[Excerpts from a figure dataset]
━━━━━━━━━━━━━━━━

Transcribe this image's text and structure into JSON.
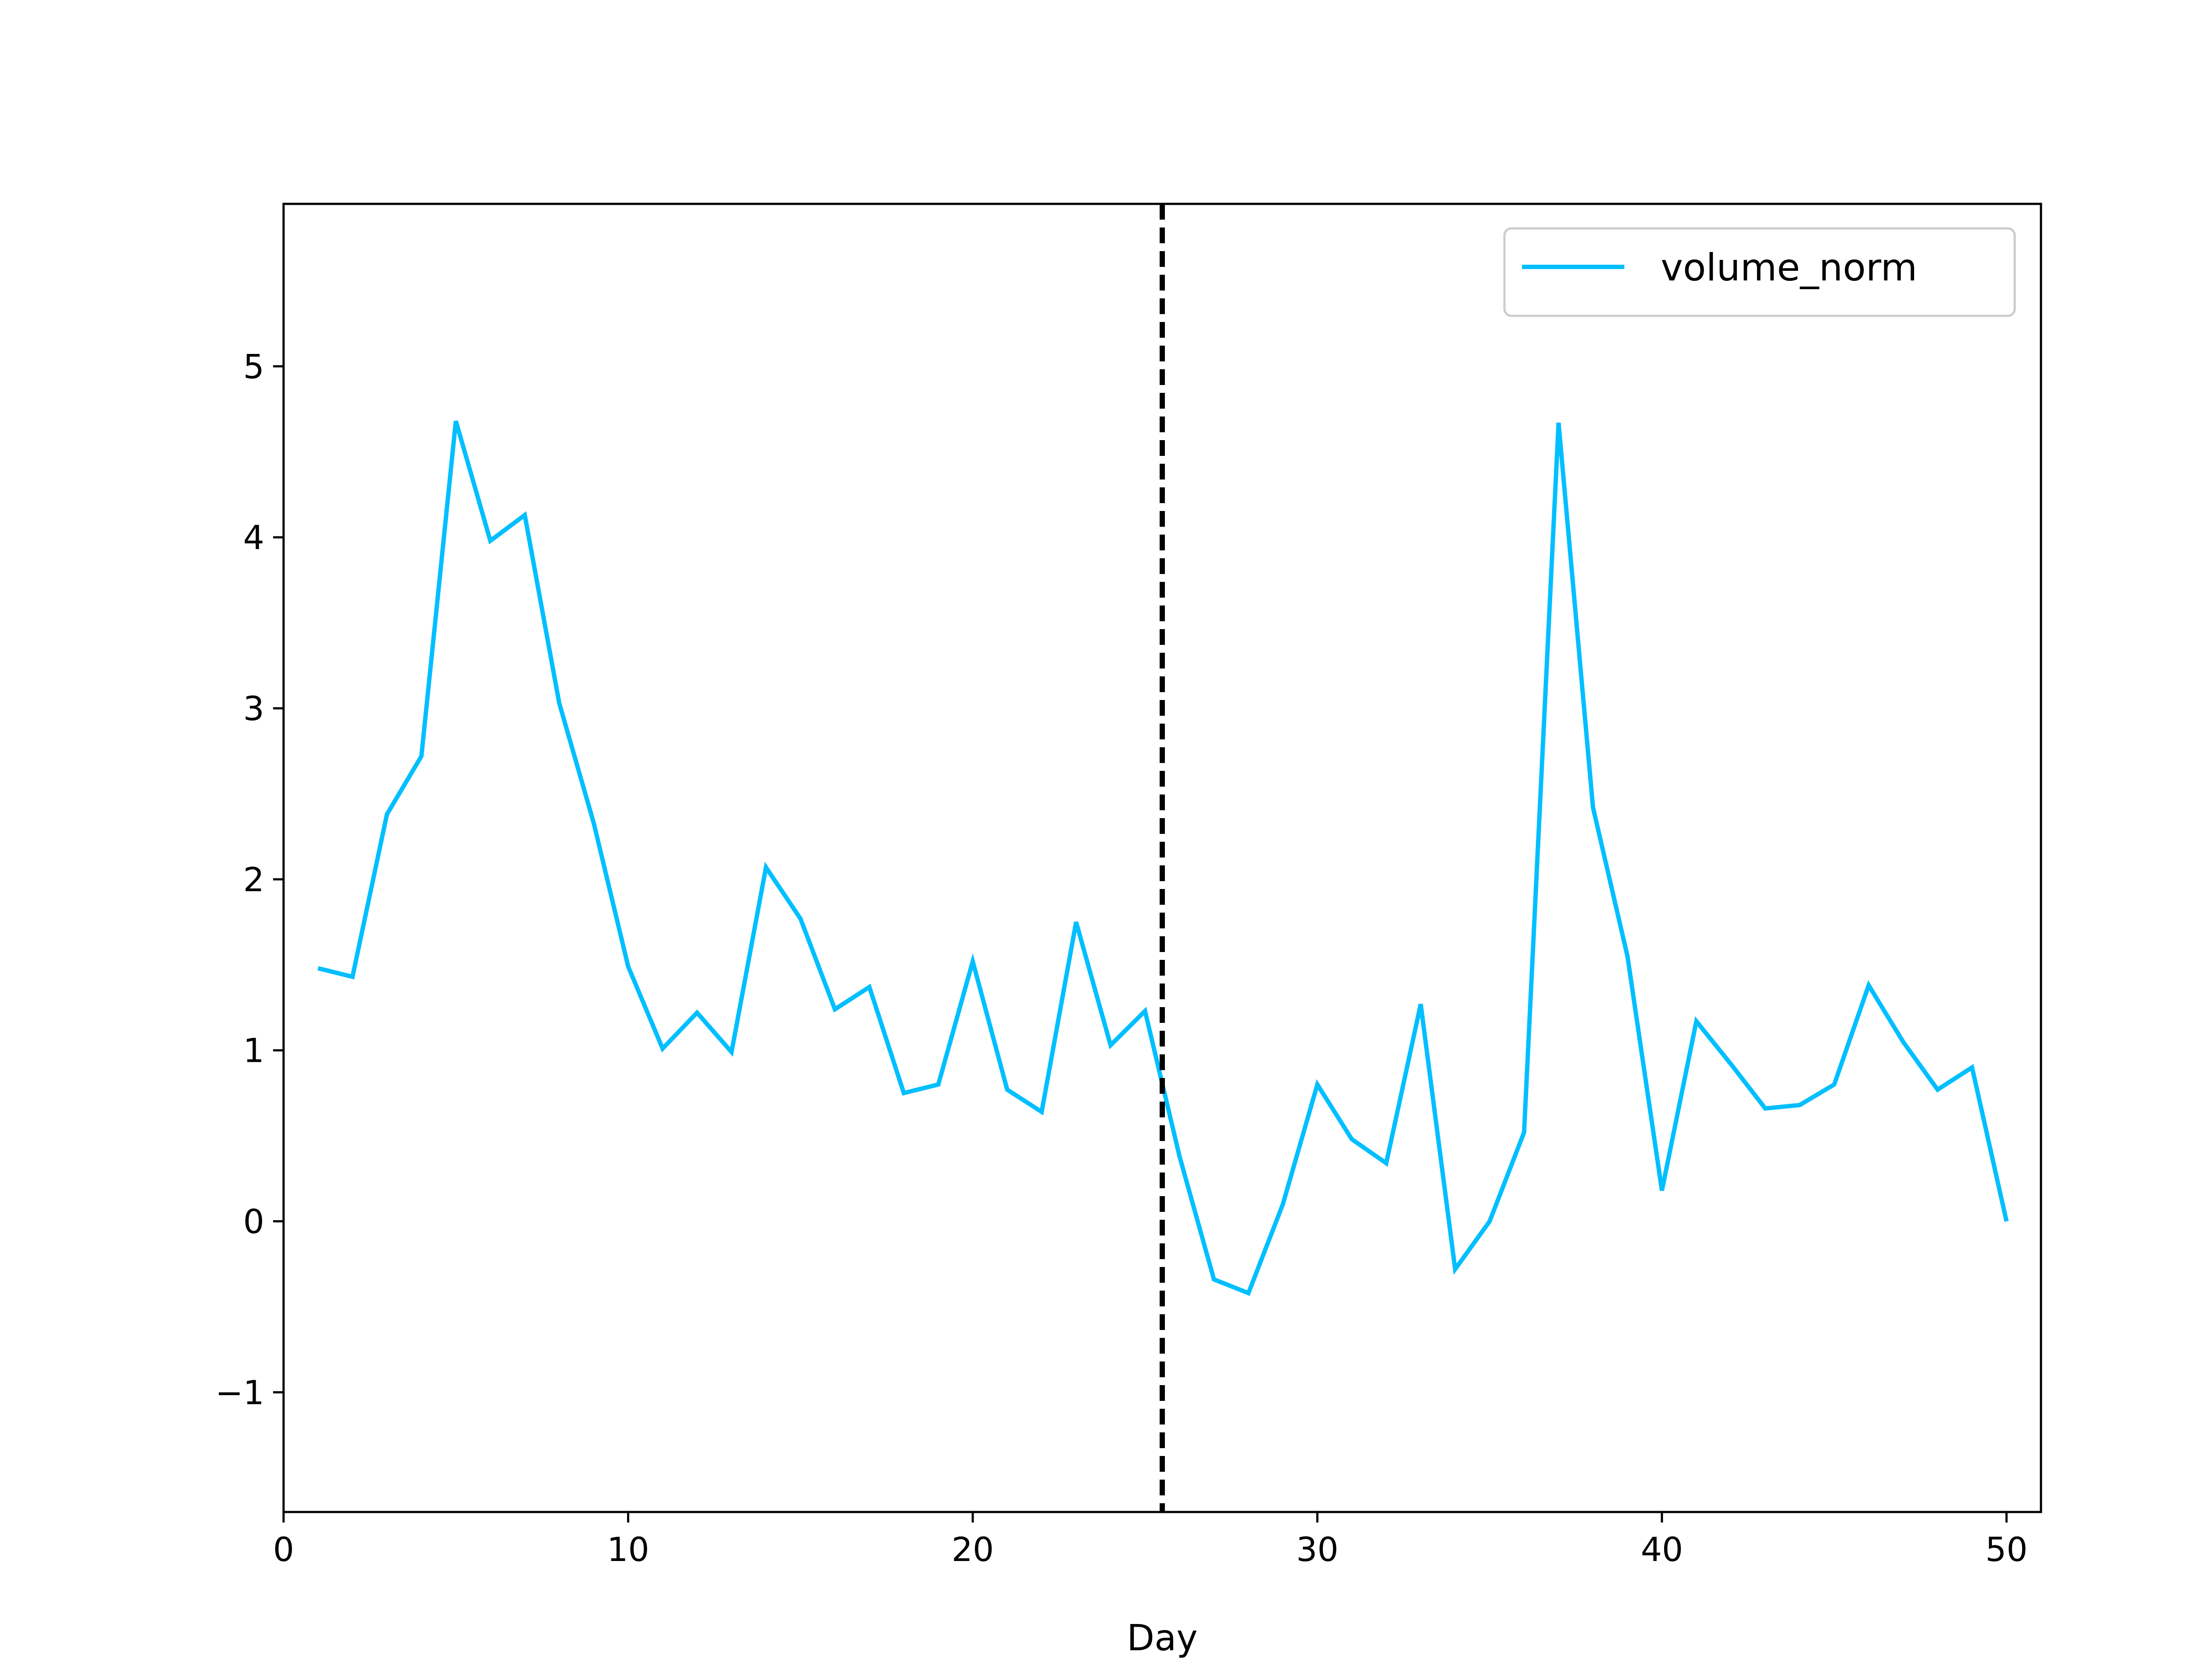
{
  "chart_data": {
    "type": "line",
    "title": "",
    "xlabel": "Day",
    "ylabel": "",
    "xlim": [
      0,
      51
    ],
    "ylim": [
      -1.7,
      5.95
    ],
    "xticks": [
      0,
      10,
      20,
      30,
      40,
      50
    ],
    "xtick_labels": [
      "0",
      "10",
      "20",
      "30",
      "40",
      "50"
    ],
    "yticks": [
      -1,
      0,
      1,
      2,
      3,
      4,
      5
    ],
    "ytick_labels": [
      "−1",
      "0",
      "1",
      "2",
      "3",
      "4",
      "5"
    ],
    "grid": false,
    "legend_position": "top-right",
    "vertical_marker": {
      "x": 25.5,
      "style": "dashed",
      "color": "#000000"
    },
    "series": [
      {
        "name": "volume_norm",
        "color": "#00BFFF",
        "x": [
          1,
          2,
          3,
          4,
          5,
          6,
          7,
          8,
          9,
          10,
          11,
          12,
          13,
          14,
          15,
          16,
          17,
          18,
          19,
          20,
          21,
          22,
          23,
          24,
          25,
          26,
          27,
          28,
          29,
          30,
          31,
          32,
          33,
          34,
          35,
          36,
          37,
          38,
          39,
          40,
          41,
          42,
          43,
          44,
          45,
          46,
          47,
          48,
          49,
          50
        ],
        "y": [
          1.48,
          1.43,
          2.38,
          2.72,
          4.68,
          3.98,
          4.13,
          3.03,
          2.33,
          1.49,
          1.01,
          1.22,
          0.99,
          2.07,
          1.77,
          1.24,
          1.37,
          0.75,
          0.8,
          1.52,
          0.77,
          0.64,
          1.75,
          1.03,
          1.23,
          0.38,
          -0.34,
          -0.42,
          0.1,
          0.8,
          0.48,
          0.34,
          1.27,
          -0.28,
          0.0,
          0.52,
          4.67,
          2.42,
          1.55,
          0.18,
          1.17,
          0.92,
          0.66,
          0.68,
          0.8,
          1.38,
          1.05,
          0.77,
          0.9,
          0.0
        ]
      }
    ]
  }
}
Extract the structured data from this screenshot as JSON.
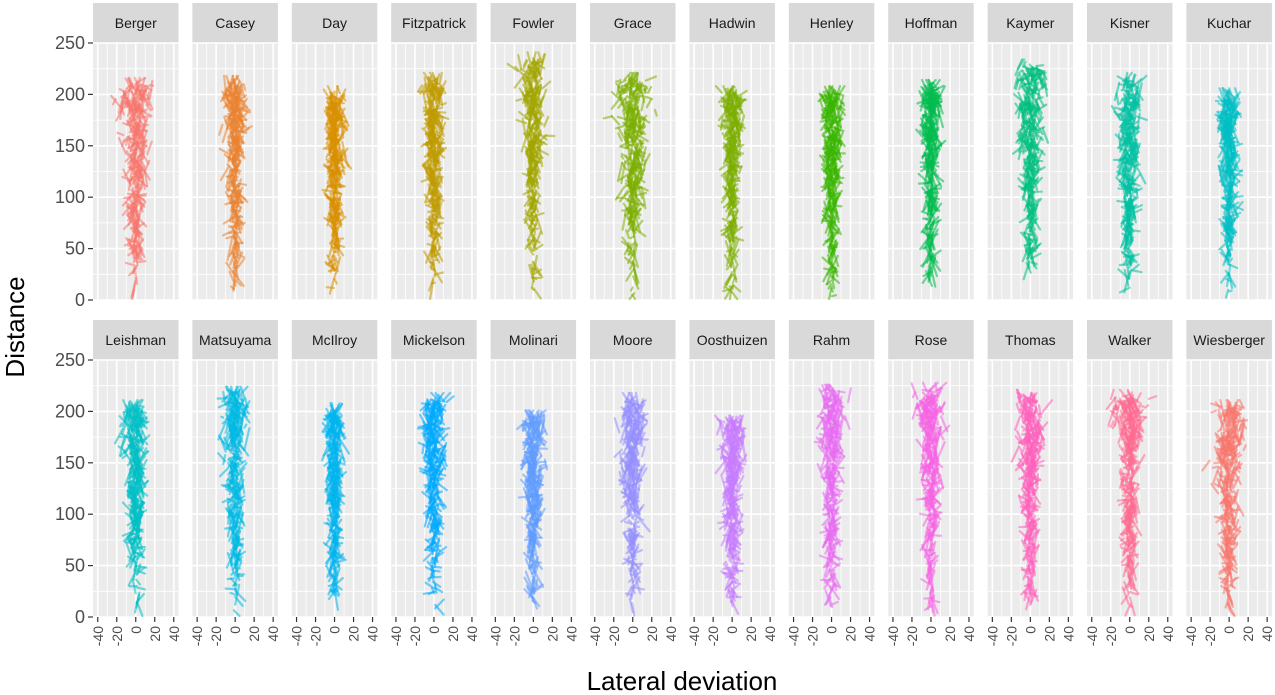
{
  "chart_data": {
    "type": "faceted-segment",
    "description_free": true,
    "xlabel": "Lateral deviation",
    "ylabel": "Distance",
    "xlim": [
      -45,
      45
    ],
    "ylim": [
      0,
      250
    ],
    "x_ticks": [
      -40,
      -20,
      0,
      20,
      40
    ],
    "y_ticks": [
      0,
      50,
      100,
      150,
      200,
      250
    ],
    "x_tick_labels": [
      "-40",
      "-20",
      "0",
      "20",
      "40"
    ],
    "y_tick_labels": [
      "0",
      "50",
      "100",
      "150",
      "200",
      "250"
    ],
    "facet_rows": 2,
    "facet_cols": 12,
    "facets": [
      {
        "name": "Berger",
        "color": "#F8766D",
        "max_distance": 210,
        "max_spread": 20
      },
      {
        "name": "Casey",
        "color": "#EA8331",
        "max_distance": 212,
        "max_spread": 12
      },
      {
        "name": "Day",
        "color": "#D89000",
        "max_distance": 202,
        "max_spread": 10
      },
      {
        "name": "Fitzpatrick",
        "color": "#C09B00",
        "max_distance": 215,
        "max_spread": 12
      },
      {
        "name": "Fowler",
        "color": "#A3A500",
        "max_distance": 235,
        "max_spread": 14
      },
      {
        "name": "Grace",
        "color": "#7CAE00",
        "max_distance": 215,
        "max_spread": 22
      },
      {
        "name": "Hadwin",
        "color": "#7CAE00",
        "max_distance": 202,
        "max_spread": 10
      },
      {
        "name": "Henley",
        "color": "#39B600",
        "max_distance": 202,
        "max_spread": 12
      },
      {
        "name": "Hoffman",
        "color": "#00BB4E",
        "max_distance": 208,
        "max_spread": 10
      },
      {
        "name": "Kaymer",
        "color": "#00BF7D",
        "max_distance": 228,
        "max_spread": 18
      },
      {
        "name": "Kisner",
        "color": "#00C1A3",
        "max_distance": 215,
        "max_spread": 14
      },
      {
        "name": "Kuchar",
        "color": "#00BFC4",
        "max_distance": 200,
        "max_spread": 10
      },
      {
        "name": "Leishman",
        "color": "#00BFC4",
        "max_distance": 205,
        "max_spread": 14
      },
      {
        "name": "Matsuyama",
        "color": "#00B9E3",
        "max_distance": 218,
        "max_spread": 14
      },
      {
        "name": "McIlroy",
        "color": "#00B4EF",
        "max_distance": 202,
        "max_spread": 8
      },
      {
        "name": "Mickelson",
        "color": "#00A9FF",
        "max_distance": 212,
        "max_spread": 14
      },
      {
        "name": "Molinari",
        "color": "#619CFF",
        "max_distance": 195,
        "max_spread": 12
      },
      {
        "name": "Moore",
        "color": "#9590FF",
        "max_distance": 212,
        "max_spread": 16
      },
      {
        "name": "Oosthuizen",
        "color": "#C77CFF",
        "max_distance": 190,
        "max_spread": 12
      },
      {
        "name": "Rahm",
        "color": "#E76BF3",
        "max_distance": 220,
        "max_spread": 14
      },
      {
        "name": "Rose",
        "color": "#F564E3",
        "max_distance": 222,
        "max_spread": 14
      },
      {
        "name": "Thomas",
        "color": "#FF62BC",
        "max_distance": 215,
        "max_spread": 16
      },
      {
        "name": "Walker",
        "color": "#FF6C91",
        "max_distance": 215,
        "max_spread": 16
      },
      {
        "name": "Wiesberger",
        "color": "#F8766D",
        "max_distance": 205,
        "max_spread": 20
      }
    ]
  }
}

━━━━━━━━━━━━━━━━

**EXERCISE**
Except for the pictures, give all the material above again verbatim.

**ANSWER FOR THIS EXERCISE**
Transcribe this image's text and structure into JSON.
{
  "chart_data": {
    "type": "line",
    "title": "",
    "xlabel": "Day",
    "ylabel": "",
    "xlim": [
      0,
      51
    ],
    "ylim": [
      -1.7,
      5.95
    ],
    "xticks": [
      0,
      10,
      20,
      30,
      40,
      50
    ],
    "xtick_labels": [
      "0",
      "10",
      "20",
      "30",
      "40",
      "50"
    ],
    "yticks": [
      -1,
      0,
      1,
      2,
      3,
      4,
      5
    ],
    "ytick_labels": [
      "−1",
      "0",
      "1",
      "2",
      "3",
      "4",
      "5"
    ],
    "grid": false,
    "legend_position": "top-right",
    "vertical_marker": {
      "x": 25.5,
      "style": "dashed",
      "color": "#000000"
    },
    "series": [
      {
        "name": "volume_norm",
        "color": "#00BFFF",
        "x": [
          1,
          2,
          3,
          4,
          5,
          6,
          7,
          8,
          9,
          10,
          11,
          12,
          13,
          14,
          15,
          16,
          17,
          18,
          19,
          20,
          21,
          22,
          23,
          24,
          25,
          26,
          27,
          28,
          29,
          30,
          31,
          32,
          33,
          34,
          35,
          36,
          37,
          38,
          39,
          40,
          41,
          42,
          43,
          44,
          45,
          46,
          47,
          48,
          49,
          50
        ],
        "y": [
          1.48,
          1.43,
          2.38,
          2.72,
          4.68,
          3.98,
          4.13,
          3.03,
          2.33,
          1.49,
          1.01,
          1.22,
          0.99,
          2.07,
          1.77,
          1.24,
          1.37,
          0.75,
          0.8,
          1.52,
          0.77,
          0.64,
          1.75,
          1.03,
          1.23,
          0.38,
          -0.34,
          -0.42,
          0.1,
          0.8,
          0.48,
          0.34,
          1.27,
          -0.28,
          0.0,
          0.52,
          4.67,
          2.42,
          1.55,
          0.18,
          1.17,
          0.92,
          0.66,
          0.68,
          0.8,
          1.38,
          1.05,
          0.77,
          0.9,
          0.0
        ]
      }
    ]
  }
}
Extract the structured data from this screenshot as JSON.
{
  "chart_data": {
    "type": "faceted-segment",
    "description_free": true,
    "xlabel": "Lateral deviation",
    "ylabel": "Distance",
    "xlim": [
      -45,
      45
    ],
    "ylim": [
      0,
      250
    ],
    "x_ticks": [
      -40,
      -20,
      0,
      20,
      40
    ],
    "y_ticks": [
      0,
      50,
      100,
      150,
      200,
      250
    ],
    "x_tick_labels": [
      "-40",
      "-20",
      "0",
      "20",
      "40"
    ],
    "y_tick_labels": [
      "0",
      "50",
      "100",
      "150",
      "200",
      "250"
    ],
    "facet_rows": 2,
    "facet_cols": 12,
    "facets": [
      {
        "name": "Berger",
        "color": "#F8766D",
        "max_distance": 210,
        "max_spread": 20
      },
      {
        "name": "Casey",
        "color": "#EA8331",
        "max_distance": 212,
        "max_spread": 12
      },
      {
        "name": "Day",
        "color": "#D89000",
        "max_distance": 202,
        "max_spread": 10
      },
      {
        "name": "Fitzpatrick",
        "color": "#C09B00",
        "max_distance": 215,
        "max_spread": 12
      },
      {
        "name": "Fowler",
        "color": "#A3A500",
        "max_distance": 235,
        "max_spread": 14
      },
      {
        "name": "Grace",
        "color": "#7CAE00",
        "max_distance": 215,
        "max_spread": 22
      },
      {
        "name": "Hadwin",
        "color": "#7CAE00",
        "max_distance": 202,
        "max_spread": 10
      },
      {
        "name": "Henley",
        "color": "#39B600",
        "max_distance": 202,
        "max_spread": 12
      },
      {
        "name": "Hoffman",
        "color": "#00BB4E",
        "max_distance": 208,
        "max_spread": 10
      },
      {
        "name": "Kaymer",
        "color": "#00BF7D",
        "max_distance": 228,
        "max_spread": 18
      },
      {
        "name": "Kisner",
        "color": "#00C1A3",
        "max_distance": 215,
        "max_spread": 14
      },
      {
        "name": "Kuchar",
        "color": "#00BFC4",
        "max_distance": 200,
        "max_spread": 10
      },
      {
        "name": "Leishman",
        "color": "#00BFC4",
        "max_distance": 205,
        "max_spread": 14
      },
      {
        "name": "Matsuyama",
        "color": "#00B9E3",
        "max_distance": 218,
        "max_spread": 14
      },
      {
        "name": "McIlroy",
        "color": "#00B4EF",
        "max_distance": 202,
        "max_spread": 8
      },
      {
        "name": "Mickelson",
        "color": "#00A9FF",
        "max_distance": 212,
        "max_spread": 14
      },
      {
        "name": "Molinari",
        "color": "#619CFF",
        "max_distance": 195,
        "max_spread": 12
      },
      {
        "name": "Moore",
        "color": "#9590FF",
        "max_distance": 212,
        "max_spread": 16
      },
      {
        "name": "Oosthuizen",
        "color": "#C77CFF",
        "max_distance": 190,
        "max_spread": 12
      },
      {
        "name": "Rahm",
        "color": "#E76BF3",
        "max_distance": 220,
        "max_spread": 14
      },
      {
        "name": "Rose",
        "color": "#F564E3",
        "max_distance": 222,
        "max_spread": 14
      },
      {
        "name": "Thomas",
        "color": "#FF62BC",
        "max_distance": 215,
        "max_spread": 16
      },
      {
        "name": "Walker",
        "color": "#FF6C91",
        "max_distance": 215,
        "max_spread": 16
      },
      {
        "name": "Wiesberger",
        "color": "#F8766D",
        "max_distance": 205,
        "max_spread": 20
      }
    ]
  }
}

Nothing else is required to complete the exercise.